[start of Input]
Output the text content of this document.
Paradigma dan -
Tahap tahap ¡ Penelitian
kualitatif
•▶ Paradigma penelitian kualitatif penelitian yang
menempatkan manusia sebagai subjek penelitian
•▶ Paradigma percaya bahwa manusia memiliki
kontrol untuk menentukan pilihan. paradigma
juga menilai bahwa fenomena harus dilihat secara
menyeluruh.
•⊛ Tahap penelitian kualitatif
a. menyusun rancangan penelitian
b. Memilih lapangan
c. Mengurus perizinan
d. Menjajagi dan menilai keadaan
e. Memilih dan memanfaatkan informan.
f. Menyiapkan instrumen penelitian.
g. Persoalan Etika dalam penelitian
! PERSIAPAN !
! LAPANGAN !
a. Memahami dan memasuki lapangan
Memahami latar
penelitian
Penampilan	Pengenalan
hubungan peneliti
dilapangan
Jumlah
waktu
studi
[end of Input]
> **Exercise instructions**
Restate each entry exactly, skipping none.

> **The completed task**
Output the text content of this document.
Paradigma dan -
Tahap tahap ¡ Penelitian
kualitatif
•▶ Paradigma penelitian kualitatif penelitian yang
menempatkan manusia sebagai subjek penelitian
•▶ Paradigma percaya bahwa manusia memiliki
kontrol untuk menentukan pilihan. paradigma
juga menilai bahwa fenomena harus dilihat secara
menyeluruh.
•⊛ Tahap penelitian kualitatif
a. menyusun rancangan penelitian
b. Memilih lapangan
c. Mengurus perizinan
d. Menjajagi dan menilai keadaan
e. Memilih dan memanfaatkan informan.
f. Menyiapkan instrumen penelitian.
g. Persoalan Etika dalam penelitian
! PERSIAPAN !
! LAPANGAN !
a. Memahami dan memasuki lapangan
Memahami latar
penelitian
Penampilan	Pengenalan
hubungan peneliti
dilapangan
Jumlah
waktu
studi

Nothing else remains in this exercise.